Directive –
Which lines run from the one containing "Read this page and output its text content." to the end of the entries? Quote them exactly, and nothing else.

The records –

******************************

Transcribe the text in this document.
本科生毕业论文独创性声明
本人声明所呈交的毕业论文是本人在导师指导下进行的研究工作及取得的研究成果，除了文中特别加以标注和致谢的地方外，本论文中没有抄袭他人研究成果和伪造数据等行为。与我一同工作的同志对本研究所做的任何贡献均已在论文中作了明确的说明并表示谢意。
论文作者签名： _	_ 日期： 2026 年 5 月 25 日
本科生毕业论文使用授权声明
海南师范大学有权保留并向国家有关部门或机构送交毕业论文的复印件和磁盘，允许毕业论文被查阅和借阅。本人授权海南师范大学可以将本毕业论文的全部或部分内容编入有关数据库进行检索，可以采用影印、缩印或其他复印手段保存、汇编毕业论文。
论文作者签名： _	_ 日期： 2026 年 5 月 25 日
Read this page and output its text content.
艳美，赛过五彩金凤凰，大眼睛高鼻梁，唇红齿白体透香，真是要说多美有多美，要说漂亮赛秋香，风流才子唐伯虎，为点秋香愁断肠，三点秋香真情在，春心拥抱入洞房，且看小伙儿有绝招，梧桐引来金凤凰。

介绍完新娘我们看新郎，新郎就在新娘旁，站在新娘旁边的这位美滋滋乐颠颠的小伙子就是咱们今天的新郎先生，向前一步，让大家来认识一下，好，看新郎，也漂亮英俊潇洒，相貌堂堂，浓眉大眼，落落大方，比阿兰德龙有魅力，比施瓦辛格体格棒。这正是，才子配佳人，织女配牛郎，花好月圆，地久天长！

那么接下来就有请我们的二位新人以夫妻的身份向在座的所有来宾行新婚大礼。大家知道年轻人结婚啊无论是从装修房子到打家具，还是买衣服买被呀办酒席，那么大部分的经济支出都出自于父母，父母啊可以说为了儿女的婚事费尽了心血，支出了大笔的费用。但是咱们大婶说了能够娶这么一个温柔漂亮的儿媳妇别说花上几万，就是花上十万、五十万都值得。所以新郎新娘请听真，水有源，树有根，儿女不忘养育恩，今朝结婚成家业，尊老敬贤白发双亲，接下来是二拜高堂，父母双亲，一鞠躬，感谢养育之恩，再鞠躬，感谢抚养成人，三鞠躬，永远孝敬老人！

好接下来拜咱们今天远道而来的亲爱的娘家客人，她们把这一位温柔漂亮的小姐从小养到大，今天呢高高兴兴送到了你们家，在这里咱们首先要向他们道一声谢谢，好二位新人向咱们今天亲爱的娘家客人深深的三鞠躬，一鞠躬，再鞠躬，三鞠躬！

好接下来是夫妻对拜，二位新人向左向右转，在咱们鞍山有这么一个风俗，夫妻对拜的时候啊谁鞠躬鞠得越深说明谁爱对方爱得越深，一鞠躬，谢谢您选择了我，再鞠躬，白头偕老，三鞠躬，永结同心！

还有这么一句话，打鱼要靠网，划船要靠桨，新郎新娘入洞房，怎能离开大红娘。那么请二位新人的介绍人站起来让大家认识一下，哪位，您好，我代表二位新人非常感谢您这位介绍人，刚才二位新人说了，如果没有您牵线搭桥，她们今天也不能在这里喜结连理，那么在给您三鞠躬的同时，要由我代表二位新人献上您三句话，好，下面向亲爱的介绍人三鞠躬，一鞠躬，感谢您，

******************************

Output of the exercise –
Read this page and output its text content.
艳美，赛过五彩金凤凰，大眼睛高鼻梁，唇红齿白体透香，真是要说多美有多美，要说漂亮赛秋香，风流才子唐伯虎，为点秋香愁断肠，三点秋香真情在，春心拥抱入洞房，且看小伙儿有绝招，梧桐引来金凤凰。

介绍完新娘我们看新郎，新郎就在新娘旁，站在新娘旁边的这位美滋滋乐颠颠的小伙子就是咱们今天的新郎先生，向前一步，让大家来认识一下，好，看新郎，也漂亮英俊潇洒，相貌堂堂，浓眉大眼，落落大方，比阿兰德龙有魅力，比施瓦辛格体格棒。这正是，才子配佳人，织女配牛郎，花好月圆，地久天长！

那么接下来就有请我们的二位新人以夫妻的身份向在座的所有来宾行新婚大礼。大家知道年轻人结婚啊无论是从装修房子到打家具，还是买衣服买被呀办酒席，那么大部分的经济支出都出自于父母，父母啊可以说为了儿女的婚事费尽了心血，支出了大笔的费用。但是咱们大婶说了能够娶这么一个温柔漂亮的儿媳妇别说花上几万，就是花上十万、五十万都值得。所以新郎新娘请听真，水有源，树有根，儿女不忘养育恩，今朝结婚成家业，尊老敬贤白发双亲，接下来是二拜高堂，父母双亲，一鞠躬，感谢养育之恩，再鞠躬，感谢抚养成人，三鞠躬，永远孝敬老人！

好接下来拜咱们今天远道而来的亲爱的娘家客人，她们把这一位温柔漂亮的小姐从小养到大，今天呢高高兴兴送到了你们家，在这里咱们首先要向他们道一声谢谢，好二位新人向咱们今天亲爱的娘家客人深深的三鞠躬，一鞠躬，再鞠躬，三鞠躬！

好接下来是夫妻对拜，二位新人向左向右转，在咱们鞍山有这么一个风俗，夫妻对拜的时候啊谁鞠躬鞠得越深说明谁爱对方爱得越深，一鞠躬，谢谢您选择了我，再鞠躬，白头偕老，三鞠躬，永结同心！

还有这么一句话，打鱼要靠网，划船要靠桨，新郎新娘入洞房，怎能离开大红娘。那么请二位新人的介绍人站起来让大家认识一下，哪位，您好，我代表二位新人非常感谢您这位介绍人，刚才二位新人说了，如果没有您牵线搭桥，她们今天也不能在这里喜结连理，那么在给您三鞠躬的同时，要由我代表二位新人献上您三句话，好，下面向亲爱的介绍人三鞠躬，一鞠躬，感谢您，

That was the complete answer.